# STATED PROBLEM:
Extract each line from the rows below that contains the string "description".

-------- DATA SUPPLIED

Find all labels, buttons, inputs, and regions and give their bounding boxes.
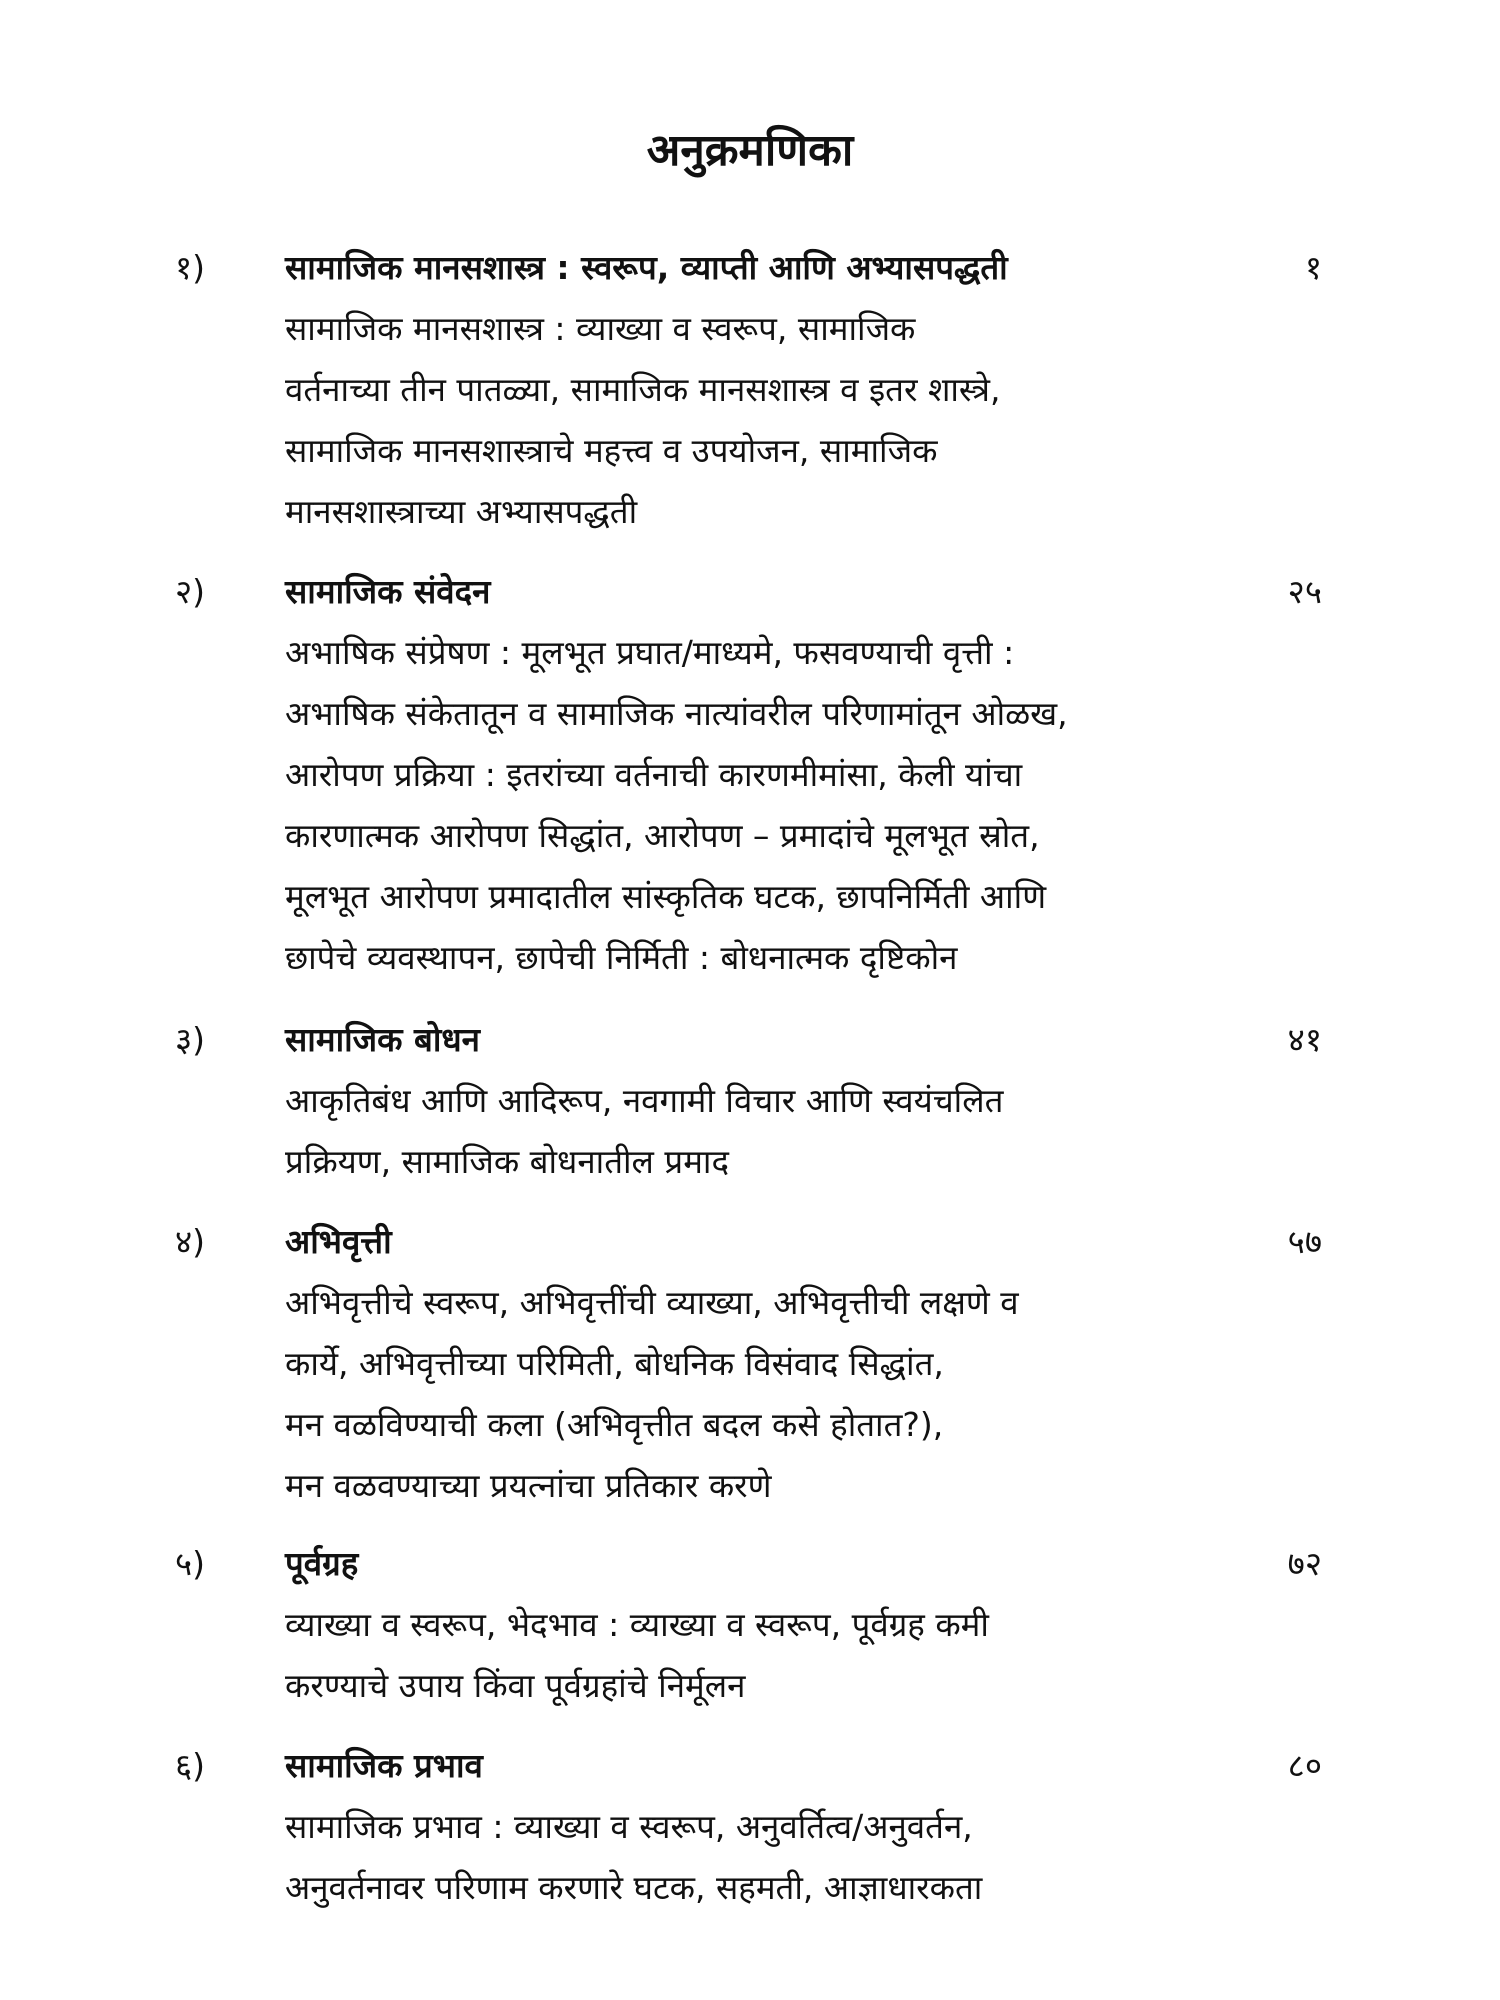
- entry-number: ५): [175, 1544, 206, 1583]
- entry-line: सामाजिक प्रभाव : व्याख्या व स्वरूप, अनुवर्तित्व/अनुवर्तन,: [285, 1807, 973, 1846]
- entry-line: वर्तनाच्या तीन पातळ्या, सामाजिक मानसशास्त्र व इतर शास्त्रे,: [285, 370, 1001, 409]
- entry-heading: सामाजिक मानसशास्त्र : स्वरूप, व्याप्ती आणि अभ्यासपद्धती: [285, 248, 1008, 287]
- entry-number: १): [175, 248, 206, 287]
- entry-line: अभाषिक संप्रेषण : मूलभूत प्रघात/माध्यमे, फसवण्याची वृत्ती :: [285, 633, 1015, 672]
- entry-line: मूलभूत आरोपण प्रमादातील सांस्कृतिक घटक, छापनिर्मिती आणि: [285, 877, 1047, 916]
- entry-description: [285, 1272, 1019, 1516]
- entry-line: सामाजिक मानसशास्त्र : व्याख्या व स्वरूप, सामाजिक: [285, 309, 916, 348]
- entry-line: आरोपण प्रक्रिया : इतरांच्या वर्तनाची कारणमीमांसा, केली यांचा: [285, 755, 1023, 794]
- entry-number: ६): [175, 1746, 206, 1785]
- entry-heading: अभिवृत्ती: [285, 1222, 392, 1261]
- entry-line: मन वळविण्याची कला (अभिवृत्तीत बदल कसे होतात?),: [285, 1405, 944, 1444]
- entry-line: कारणात्मक आरोपण सिद्धांत, आरोपण – प्रमादांचे मूलभूत स्रोत,: [285, 816, 1040, 855]
- entry-page-number: १: [1304, 248, 1322, 287]
- entry-number: ३): [175, 1020, 206, 1059]
- entry-description: [285, 1070, 1003, 1192]
- entry-line: मानसशास्त्राच्या अभ्यासपद्धती: [285, 492, 638, 531]
- entry-number: ४): [175, 1222, 206, 1261]
- entry-line: छापेचे व्यवस्थापन, छापेची निर्मिती : बोधनात्मक दृष्टिकोन: [285, 938, 958, 977]
- entry-number: २): [175, 572, 206, 611]
- entry-line: कार्ये, अभिवृत्तीच्या परिमिती, बोधनिक विसंवाद सिद्धांत,: [285, 1344, 944, 1383]
- entry-description: [285, 1594, 989, 1716]
- entry-line: प्रक्रियण, सामाजिक बोधनातील प्रमाद: [285, 1142, 729, 1181]
- entry-description: [285, 298, 1000, 542]
- entry-heading: सामाजिक प्रभाव: [285, 1746, 483, 1785]
- entry-heading: सामाजिक संवेदन: [285, 572, 491, 611]
- entry-description: [285, 622, 1068, 988]
- entry-page-number: ४१: [1287, 1020, 1322, 1059]
- page-title: अनुक्रमणिका: [646, 125, 854, 176]
- entry-line: व्याख्या व स्वरूप, भेदभाव : व्याख्या व स्वरूप, पूर्वग्रह कमी: [285, 1605, 989, 1644]
- entry-line: अभिवृत्तीचे स्वरूप, अभिवृत्तींची व्याख्या, अभिवृत्तीची लक्षणे व: [285, 1283, 1019, 1322]
- entry-line: आकृतिबंध आणि आदिरूप, नवगामी विचार आणि स्वयंचलित: [285, 1081, 1004, 1120]
- entry-page-number: ७२: [1287, 1544, 1322, 1583]
- entry-page-number: ५७: [1287, 1222, 1322, 1261]
- entry-page-number: २५: [1287, 572, 1322, 611]
- entry-description: [285, 1796, 982, 1918]
- entry-line: अनुवर्तनावर परिणाम करणारे घटक, सहमती, आज्ञाधारकता: [285, 1868, 983, 1907]
- entry-line: करण्याचे उपाय किंवा पूर्वग्रहांचे निर्मूलन: [285, 1666, 746, 1705]
- entry-heading: सामाजिक बोधन: [285, 1020, 481, 1059]
- entry-heading: पूर्वग्रह: [285, 1544, 359, 1583]
- entry-line: मन वळवण्याच्या प्रयत्नांचा प्रतिकार करणे: [285, 1466, 772, 1505]
- entry-line: अभाषिक संकेतातून व सामाजिक नात्यांवरील परिणामांतून ओळख,: [285, 694, 1068, 733]
- entry-page-number: ८०: [1287, 1746, 1322, 1785]
- entry-line: सामाजिक मानसशास्त्राचे महत्त्व व उपयोजन, सामाजिक: [285, 431, 938, 470]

----------------

# SOLUTION:
- entry-description: [285, 1272, 1019, 1516]
- entry-description: [285, 1070, 1003, 1192]
- entry-description: [285, 1594, 989, 1716]
- entry-description: [285, 298, 1000, 542]
- entry-description: [285, 622, 1068, 988]
- entry-description: [285, 1796, 982, 1918]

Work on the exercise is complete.